> **WHAT TO WORK ON**: Note each line that includes the word "McGraw". Copy those lines.

> **THE INPUT**:
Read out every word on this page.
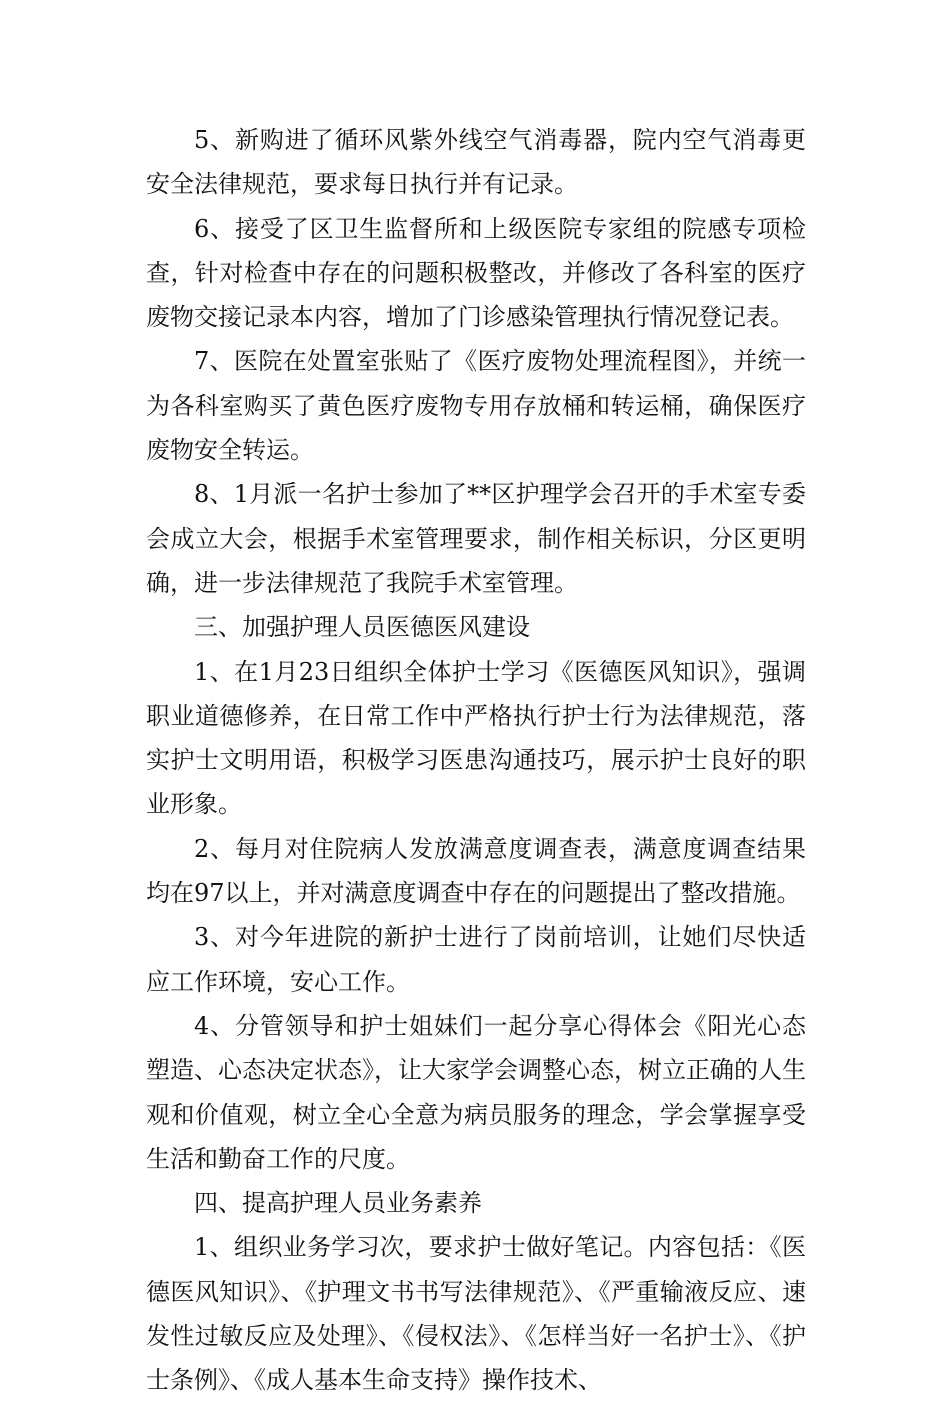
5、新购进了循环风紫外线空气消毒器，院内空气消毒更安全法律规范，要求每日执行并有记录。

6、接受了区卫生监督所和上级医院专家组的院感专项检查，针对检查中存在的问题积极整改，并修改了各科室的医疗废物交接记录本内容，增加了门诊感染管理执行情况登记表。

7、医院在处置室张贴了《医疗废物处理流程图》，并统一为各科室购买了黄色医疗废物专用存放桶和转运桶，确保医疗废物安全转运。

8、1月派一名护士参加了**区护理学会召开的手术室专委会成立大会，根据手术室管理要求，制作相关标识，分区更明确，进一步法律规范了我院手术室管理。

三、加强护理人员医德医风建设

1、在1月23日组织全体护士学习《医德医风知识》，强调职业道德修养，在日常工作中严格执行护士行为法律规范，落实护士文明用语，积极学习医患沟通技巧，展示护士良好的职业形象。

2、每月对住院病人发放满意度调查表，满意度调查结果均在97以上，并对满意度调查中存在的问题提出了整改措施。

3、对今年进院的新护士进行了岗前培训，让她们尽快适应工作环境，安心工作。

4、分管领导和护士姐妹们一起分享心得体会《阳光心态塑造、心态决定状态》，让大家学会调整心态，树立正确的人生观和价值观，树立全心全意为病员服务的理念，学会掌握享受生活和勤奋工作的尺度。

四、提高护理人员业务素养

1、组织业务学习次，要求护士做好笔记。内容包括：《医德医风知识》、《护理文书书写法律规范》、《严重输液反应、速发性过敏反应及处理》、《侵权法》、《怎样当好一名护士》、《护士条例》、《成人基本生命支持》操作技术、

---

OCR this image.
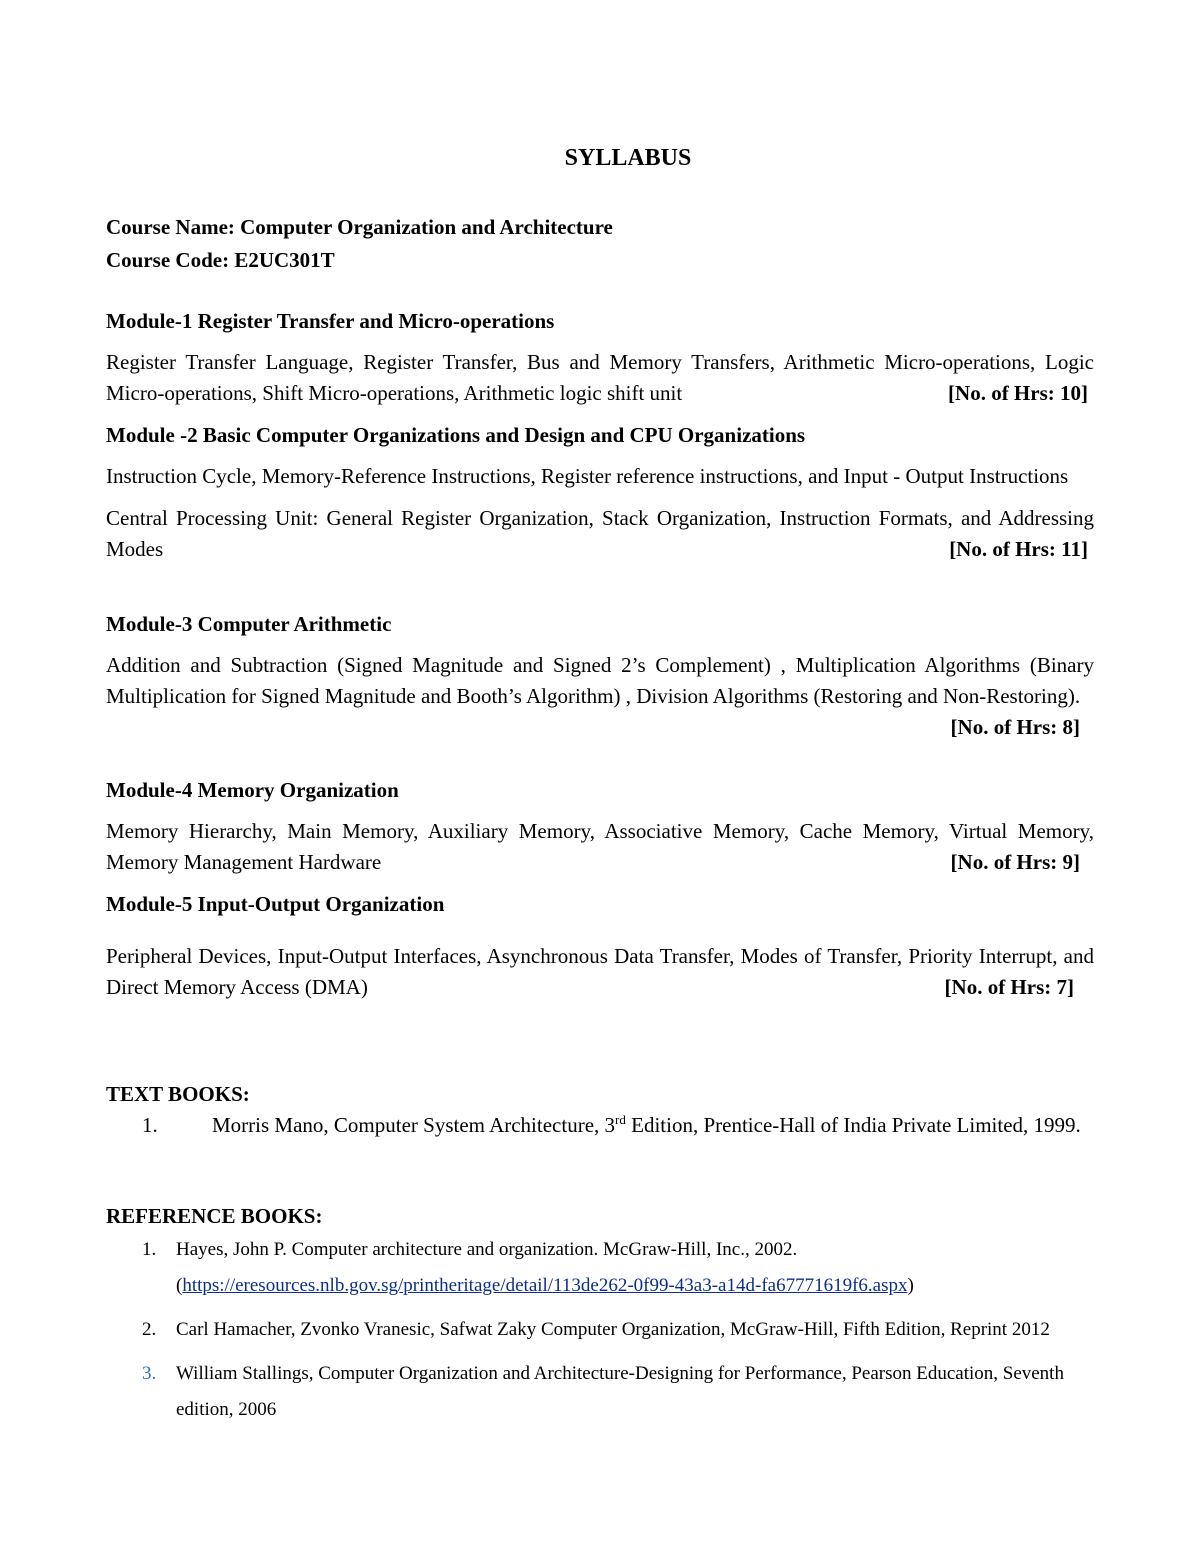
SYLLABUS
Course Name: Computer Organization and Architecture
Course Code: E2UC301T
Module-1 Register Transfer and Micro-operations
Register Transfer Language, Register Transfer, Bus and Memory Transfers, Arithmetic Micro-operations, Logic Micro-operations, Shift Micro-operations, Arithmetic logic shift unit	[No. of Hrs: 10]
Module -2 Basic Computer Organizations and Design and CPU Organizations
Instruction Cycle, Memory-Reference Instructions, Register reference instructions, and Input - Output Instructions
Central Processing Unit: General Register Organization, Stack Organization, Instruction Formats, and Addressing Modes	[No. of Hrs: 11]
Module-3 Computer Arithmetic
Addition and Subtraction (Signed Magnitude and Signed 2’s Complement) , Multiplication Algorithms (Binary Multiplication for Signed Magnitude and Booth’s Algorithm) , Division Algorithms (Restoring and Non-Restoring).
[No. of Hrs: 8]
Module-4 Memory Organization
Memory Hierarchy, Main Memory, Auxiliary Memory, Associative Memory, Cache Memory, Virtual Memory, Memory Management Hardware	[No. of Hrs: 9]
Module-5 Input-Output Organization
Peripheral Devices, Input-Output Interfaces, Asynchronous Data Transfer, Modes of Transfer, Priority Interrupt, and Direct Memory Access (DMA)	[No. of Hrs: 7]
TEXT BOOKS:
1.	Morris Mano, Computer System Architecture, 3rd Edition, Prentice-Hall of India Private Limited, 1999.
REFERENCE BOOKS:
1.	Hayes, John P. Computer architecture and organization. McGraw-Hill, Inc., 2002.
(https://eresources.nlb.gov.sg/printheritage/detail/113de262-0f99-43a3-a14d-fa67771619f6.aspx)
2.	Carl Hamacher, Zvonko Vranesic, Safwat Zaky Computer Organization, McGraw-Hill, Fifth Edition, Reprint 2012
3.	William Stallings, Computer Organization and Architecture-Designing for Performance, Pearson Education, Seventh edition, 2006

* * *

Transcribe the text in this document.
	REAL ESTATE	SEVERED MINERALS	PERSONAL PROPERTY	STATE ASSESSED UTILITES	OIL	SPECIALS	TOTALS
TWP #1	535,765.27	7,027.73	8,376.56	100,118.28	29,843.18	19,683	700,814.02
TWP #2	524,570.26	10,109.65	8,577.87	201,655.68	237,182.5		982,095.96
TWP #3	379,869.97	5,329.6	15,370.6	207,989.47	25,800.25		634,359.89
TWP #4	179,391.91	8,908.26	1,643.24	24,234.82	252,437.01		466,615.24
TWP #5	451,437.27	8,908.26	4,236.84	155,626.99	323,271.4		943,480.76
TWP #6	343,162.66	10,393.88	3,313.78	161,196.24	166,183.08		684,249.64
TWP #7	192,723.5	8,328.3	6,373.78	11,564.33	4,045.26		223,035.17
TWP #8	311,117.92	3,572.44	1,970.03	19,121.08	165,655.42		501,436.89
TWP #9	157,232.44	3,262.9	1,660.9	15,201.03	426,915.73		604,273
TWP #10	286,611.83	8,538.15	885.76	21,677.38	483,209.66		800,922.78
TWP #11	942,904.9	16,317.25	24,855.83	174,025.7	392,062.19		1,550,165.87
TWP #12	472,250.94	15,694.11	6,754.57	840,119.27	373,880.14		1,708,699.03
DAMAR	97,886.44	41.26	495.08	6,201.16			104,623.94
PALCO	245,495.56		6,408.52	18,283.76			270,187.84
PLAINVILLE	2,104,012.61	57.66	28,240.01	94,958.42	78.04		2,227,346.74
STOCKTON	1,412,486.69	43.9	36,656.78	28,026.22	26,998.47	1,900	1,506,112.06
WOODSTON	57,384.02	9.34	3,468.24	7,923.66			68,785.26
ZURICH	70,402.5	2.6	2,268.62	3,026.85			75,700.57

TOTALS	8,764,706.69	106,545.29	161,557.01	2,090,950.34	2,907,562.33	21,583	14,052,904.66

> **SOLUTION TO THIS PROBLEM**:
1.	Hayes, John P. Computer architecture and organization. McGraw-Hill, Inc., 2002.
2.	Carl Hamacher, Zvonko Vranesic, Safwat Zaky Computer Organization, McGraw-Hill, Fifth Edition, Reprint 2012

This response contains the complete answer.